> DIRECTIVE
Below is a set of records; print all of them exactly as written.

> EXTRACTED RECORDS
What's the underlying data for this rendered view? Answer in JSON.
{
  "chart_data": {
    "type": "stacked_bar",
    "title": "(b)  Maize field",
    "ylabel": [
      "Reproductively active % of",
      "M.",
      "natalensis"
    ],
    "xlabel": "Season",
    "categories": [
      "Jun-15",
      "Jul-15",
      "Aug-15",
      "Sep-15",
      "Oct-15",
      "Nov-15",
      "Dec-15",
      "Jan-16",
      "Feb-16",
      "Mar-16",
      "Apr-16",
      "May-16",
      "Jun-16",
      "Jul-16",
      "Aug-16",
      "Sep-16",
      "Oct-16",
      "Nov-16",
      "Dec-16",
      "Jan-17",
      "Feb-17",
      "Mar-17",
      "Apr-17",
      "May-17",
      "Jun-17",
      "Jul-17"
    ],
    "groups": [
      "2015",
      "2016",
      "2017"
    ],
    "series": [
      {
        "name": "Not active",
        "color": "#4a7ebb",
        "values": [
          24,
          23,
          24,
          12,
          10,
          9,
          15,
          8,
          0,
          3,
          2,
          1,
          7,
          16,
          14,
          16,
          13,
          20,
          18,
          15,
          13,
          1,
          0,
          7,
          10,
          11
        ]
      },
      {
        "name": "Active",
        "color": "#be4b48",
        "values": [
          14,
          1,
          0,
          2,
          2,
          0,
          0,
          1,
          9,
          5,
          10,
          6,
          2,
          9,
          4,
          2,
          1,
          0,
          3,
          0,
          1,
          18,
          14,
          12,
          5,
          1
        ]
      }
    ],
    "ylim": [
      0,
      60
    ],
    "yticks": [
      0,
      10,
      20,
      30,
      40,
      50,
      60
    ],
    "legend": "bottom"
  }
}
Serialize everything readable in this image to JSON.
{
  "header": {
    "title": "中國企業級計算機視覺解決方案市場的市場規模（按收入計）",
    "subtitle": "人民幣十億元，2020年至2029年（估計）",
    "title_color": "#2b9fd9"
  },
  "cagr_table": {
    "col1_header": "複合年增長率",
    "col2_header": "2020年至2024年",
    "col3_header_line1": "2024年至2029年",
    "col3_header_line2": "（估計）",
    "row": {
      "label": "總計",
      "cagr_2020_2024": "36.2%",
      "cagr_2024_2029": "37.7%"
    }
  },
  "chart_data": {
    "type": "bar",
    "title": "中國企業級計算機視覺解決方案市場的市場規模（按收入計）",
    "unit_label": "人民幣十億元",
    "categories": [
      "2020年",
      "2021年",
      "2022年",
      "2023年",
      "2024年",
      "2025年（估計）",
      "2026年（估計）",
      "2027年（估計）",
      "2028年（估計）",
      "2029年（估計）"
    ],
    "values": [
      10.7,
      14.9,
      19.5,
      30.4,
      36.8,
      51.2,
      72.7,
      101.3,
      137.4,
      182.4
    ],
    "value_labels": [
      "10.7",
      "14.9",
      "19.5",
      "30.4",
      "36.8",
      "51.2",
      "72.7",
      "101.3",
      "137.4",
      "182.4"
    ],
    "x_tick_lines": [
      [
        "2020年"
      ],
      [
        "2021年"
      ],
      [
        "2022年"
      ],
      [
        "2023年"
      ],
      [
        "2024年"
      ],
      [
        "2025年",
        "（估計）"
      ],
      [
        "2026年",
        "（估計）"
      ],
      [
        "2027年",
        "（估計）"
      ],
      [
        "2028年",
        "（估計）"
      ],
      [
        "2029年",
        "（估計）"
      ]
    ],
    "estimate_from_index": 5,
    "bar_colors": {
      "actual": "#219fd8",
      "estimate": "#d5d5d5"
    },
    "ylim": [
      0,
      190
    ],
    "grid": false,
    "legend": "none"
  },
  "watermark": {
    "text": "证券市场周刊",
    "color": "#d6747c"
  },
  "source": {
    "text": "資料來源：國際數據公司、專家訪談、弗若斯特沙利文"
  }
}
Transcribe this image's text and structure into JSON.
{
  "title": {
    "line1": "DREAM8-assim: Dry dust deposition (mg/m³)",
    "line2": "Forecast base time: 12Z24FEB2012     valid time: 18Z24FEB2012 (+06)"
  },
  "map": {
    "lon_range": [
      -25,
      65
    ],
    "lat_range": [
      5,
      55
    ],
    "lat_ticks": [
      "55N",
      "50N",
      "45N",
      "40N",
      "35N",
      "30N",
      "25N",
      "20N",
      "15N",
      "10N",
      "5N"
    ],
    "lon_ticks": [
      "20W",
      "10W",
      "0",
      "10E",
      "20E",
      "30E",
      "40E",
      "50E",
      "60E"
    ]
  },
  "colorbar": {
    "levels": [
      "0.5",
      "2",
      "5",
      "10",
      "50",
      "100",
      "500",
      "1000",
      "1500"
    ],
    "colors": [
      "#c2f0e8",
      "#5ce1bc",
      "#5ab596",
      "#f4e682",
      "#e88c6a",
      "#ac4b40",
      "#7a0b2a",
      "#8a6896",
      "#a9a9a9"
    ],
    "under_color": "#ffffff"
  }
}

> OUTPUT OF THE TASK
What's the underlying data for this rendered view? Answer in JSON.
{
  "chart_data": {
    "type": "stacked_bar",
    "title": "(b)  Maize field",
    "ylabel": [
      "Reproductively active % of",
      "M.",
      "natalensis"
    ],
    "xlabel": "Season",
    "categories": [
      "Jun-15",
      "Jul-15",
      "Aug-15",
      "Sep-15",
      "Oct-15",
      "Nov-15",
      "Dec-15",
      "Jan-16",
      "Feb-16",
      "Mar-16",
      "Apr-16",
      "May-16",
      "Jun-16",
      "Jul-16",
      "Aug-16",
      "Sep-16",
      "Oct-16",
      "Nov-16",
      "Dec-16",
      "Jan-17",
      "Feb-17",
      "Mar-17",
      "Apr-17",
      "May-17",
      "Jun-17",
      "Jul-17"
    ],
    "groups": [
      "2015",
      "2016",
      "2017"
    ],
    "series": [
      {
        "name": "Not active",
        "color": "#4a7ebb",
        "values": [
          24,
          23,
          24,
          12,
          10,
          9,
          15,
          8,
          0,
          3,
          2,
          1,
          7,
          16,
          14,
          16,
          13,
          20,
          18,
          15,
          13,
          1,
          0,
          7,
          10,
          11
        ]
      },
      {
        "name": "Active",
        "color": "#be4b48",
        "values": [
          14,
          1,
          0,
          2,
          2,
          0,
          0,
          1,
          9,
          5,
          10,
          6,
          2,
          9,
          4,
          2,
          1,
          0,
          3,
          0,
          1,
          18,
          14,
          12,
          5,
          1
        ]
      }
    ],
    "ylim": [
      0,
      60
    ],
    "yticks": [
      0,
      10,
      20,
      30,
      40,
      50,
      60
    ],
    "legend": "bottom"
  }
}
Serialize everything readable in this image to JSON.
{
  "header": {
    "title": "中國企業級計算機視覺解決方案市場的市場規模（按收入計）",
    "subtitle": "人民幣十億元，2020年至2029年（估計）",
    "title_color": "#2b9fd9"
  },
  "cagr_table": {
    "col1_header": "複合年增長率",
    "col2_header": "2020年至2024年",
    "col3_header_line1": "2024年至2029年",
    "col3_header_line2": "（估計）",
    "row": {
      "label": "總計",
      "cagr_2020_2024": "36.2%",
      "cagr_2024_2029": "37.7%"
    }
  },
  "chart_data": {
    "type": "bar",
    "title": "中國企業級計算機視覺解決方案市場的市場規模（按收入計）",
    "unit_label": "人民幣十億元",
    "categories": [
      "2020年",
      "2021年",
      "2022年",
      "2023年",
      "2024年",
      "2025年（估計）",
      "2026年（估計）",
      "2027年（估計）",
      "2028年（估計）",
      "2029年（估計）"
    ],
    "values": [
      10.7,
      14.9,
      19.5,
      30.4,
      36.8,
      51.2,
      72.7,
      101.3,
      137.4,
      182.4
    ],
    "value_labels": [
      "10.7",
      "14.9",
      "19.5",
      "30.4",
      "36.8",
      "51.2",
      "72.7",
      "101.3",
      "137.4",
      "182.4"
    ],
    "x_tick_lines": [
      [
        "2020年"
      ],
      [
        "2021年"
      ],
      [
        "2022年"
      ],
      [
        "2023年"
      ],
      [
        "2024年"
      ],
      [
        "2025年",
        "（估計）"
      ],
      [
        "2026年",
        "（估計）"
      ],
      [
        "2027年",
        "（估計）"
      ],
      [
        "2028年",
        "（估計）"
      ],
      [
        "2029年",
        "（估計）"
      ]
    ],
    "estimate_from_index": 5,
    "bar_colors": {
      "actual": "#219fd8",
      "estimate": "#d5d5d5"
    },
    "ylim": [
      0,
      190
    ],
    "grid": false,
    "legend": "none"
  },
  "watermark": {
    "text": "证券市场周刊",
    "color": "#d6747c"
  },
  "source": {
    "text": "資料來源：國際數據公司、專家訪談、弗若斯特沙利文"
  }
}
Transcribe this image's text and structure into JSON.
{
  "title": {
    "line1": "DREAM8-assim: Dry dust deposition (mg/m³)",
    "line2": "Forecast base time: 12Z24FEB2012     valid time: 18Z24FEB2012 (+06)"
  },
  "map": {
    "lon_range": [
      -25,
      65
    ],
    "lat_range": [
      5,
      55
    ],
    "lat_ticks": [
      "55N",
      "50N",
      "45N",
      "40N",
      "35N",
      "30N",
      "25N",
      "20N",
      "15N",
      "10N",
      "5N"
    ],
    "lon_ticks": [
      "20W",
      "10W",
      "0",
      "10E",
      "20E",
      "30E",
      "40E",
      "50E",
      "60E"
    ]
  },
  "colorbar": {
    "levels": [
      "0.5",
      "2",
      "5",
      "10",
      "50",
      "100",
      "500",
      "1000",
      "1500"
    ],
    "colors": [
      "#c2f0e8",
      "#5ce1bc",
      "#5ab596",
      "#f4e682",
      "#e88c6a",
      "#ac4b40",
      "#7a0b2a",
      "#8a6896",
      "#a9a9a9"
    ],
    "under_color": "#ffffff"
  }
}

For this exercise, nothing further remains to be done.